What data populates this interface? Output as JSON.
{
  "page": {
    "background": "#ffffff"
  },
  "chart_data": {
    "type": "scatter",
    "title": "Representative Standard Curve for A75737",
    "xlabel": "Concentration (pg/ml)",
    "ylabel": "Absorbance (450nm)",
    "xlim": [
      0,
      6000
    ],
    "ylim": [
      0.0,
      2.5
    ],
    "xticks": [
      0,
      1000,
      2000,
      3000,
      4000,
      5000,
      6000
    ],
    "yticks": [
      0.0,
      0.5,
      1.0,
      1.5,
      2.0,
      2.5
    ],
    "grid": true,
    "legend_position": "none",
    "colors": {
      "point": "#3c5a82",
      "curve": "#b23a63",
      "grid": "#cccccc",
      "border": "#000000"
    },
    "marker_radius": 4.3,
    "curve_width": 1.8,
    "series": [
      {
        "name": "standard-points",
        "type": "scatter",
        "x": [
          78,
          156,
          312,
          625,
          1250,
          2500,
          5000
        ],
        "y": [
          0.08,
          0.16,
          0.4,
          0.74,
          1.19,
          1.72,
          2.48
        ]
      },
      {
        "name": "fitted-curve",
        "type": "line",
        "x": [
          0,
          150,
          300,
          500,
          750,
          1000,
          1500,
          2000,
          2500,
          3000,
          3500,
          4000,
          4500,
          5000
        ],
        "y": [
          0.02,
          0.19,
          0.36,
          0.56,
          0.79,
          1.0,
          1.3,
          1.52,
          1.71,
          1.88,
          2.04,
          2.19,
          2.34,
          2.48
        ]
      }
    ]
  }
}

Directions for this task -> Copy out the full material exactly as it appears.

Exercise output ->
What data populates this interface? Output as JSON.
{
  "page": {
    "background": "#ffffff"
  },
  "chart_data": {
    "type": "scatter",
    "title": "Representative Standard Curve for A75737",
    "xlabel": "Concentration (pg/ml)",
    "ylabel": "Absorbance (450nm)",
    "xlim": [
      0,
      6000
    ],
    "ylim": [
      0.0,
      2.5
    ],
    "xticks": [
      0,
      1000,
      2000,
      3000,
      4000,
      5000,
      6000
    ],
    "yticks": [
      0.0,
      0.5,
      1.0,
      1.5,
      2.0,
      2.5
    ],
    "grid": true,
    "legend_position": "none",
    "colors": {
      "point": "#3c5a82",
      "curve": "#b23a63",
      "grid": "#cccccc",
      "border": "#000000"
    },
    "marker_radius": 4.3,
    "curve_width": 1.8,
    "series": [
      {
        "name": "standard-points",
        "type": "scatter",
        "x": [
          78,
          156,
          312,
          625,
          1250,
          2500,
          5000
        ],
        "y": [
          0.08,
          0.16,
          0.4,
          0.74,
          1.19,
          1.72,
          2.48
        ]
      },
      {
        "name": "fitted-curve",
        "type": "line",
        "x": [
          0,
          150,
          300,
          500,
          750,
          1000,
          1500,
          2000,
          2500,
          3000,
          3500,
          4000,
          4500,
          5000
        ],
        "y": [
          0.02,
          0.19,
          0.36,
          0.56,
          0.79,
          1.0,
          1.3,
          1.52,
          1.71,
          1.88,
          2.04,
          2.19,
          2.34,
          2.48
        ]
      }
    ]
  }
}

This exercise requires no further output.